The exercise
Give all of the lines again, with nothing added or dropped.

Stored data:

****

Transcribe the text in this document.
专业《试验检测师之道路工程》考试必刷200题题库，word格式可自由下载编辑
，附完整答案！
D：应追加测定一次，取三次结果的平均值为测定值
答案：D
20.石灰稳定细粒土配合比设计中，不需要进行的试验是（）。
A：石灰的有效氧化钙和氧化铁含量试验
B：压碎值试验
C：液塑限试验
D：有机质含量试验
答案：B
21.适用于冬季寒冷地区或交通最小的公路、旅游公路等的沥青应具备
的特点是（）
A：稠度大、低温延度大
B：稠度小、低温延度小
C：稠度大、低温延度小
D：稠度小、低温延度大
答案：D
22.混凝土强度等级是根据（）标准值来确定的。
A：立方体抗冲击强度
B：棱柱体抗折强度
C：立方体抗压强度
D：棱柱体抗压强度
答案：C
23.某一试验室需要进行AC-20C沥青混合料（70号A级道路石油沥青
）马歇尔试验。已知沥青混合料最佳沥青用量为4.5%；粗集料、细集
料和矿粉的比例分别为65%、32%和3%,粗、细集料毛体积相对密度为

****

Exercise response
Transcribe the text in this document.
专业《试验检测师之道路工程》考试必刷200题题库，word格式可自由下载编辑
，附完整答案！
D：应追加测定一次，取三次结果的平均值为测定值
答案：D
20.石灰稳定细粒土配合比设计中，不需要进行的试验是（）。
A：石灰的有效氧化钙和氧化铁含量试验
B：压碎值试验
C：液塑限试验
D：有机质含量试验
答案：B
21.适用于冬季寒冷地区或交通最小的公路、旅游公路等的沥青应具备
的特点是（）
A：稠度大、低温延度大
B：稠度小、低温延度小
C：稠度大、低温延度小
D：稠度小、低温延度大
答案：D
22.混凝土强度等级是根据（）标准值来确定的。
A：立方体抗冲击强度
B：棱柱体抗折强度
C：立方体抗压强度
D：棱柱体抗压强度
答案：C
23.某一试验室需要进行AC-20C沥青混合料（70号A级道路石油沥青
）马歇尔试验。已知沥青混合料最佳沥青用量为4.5%；粗集料、细集
料和矿粉的比例分别为65%、32%和3%,粗、细集料毛体积相对密度为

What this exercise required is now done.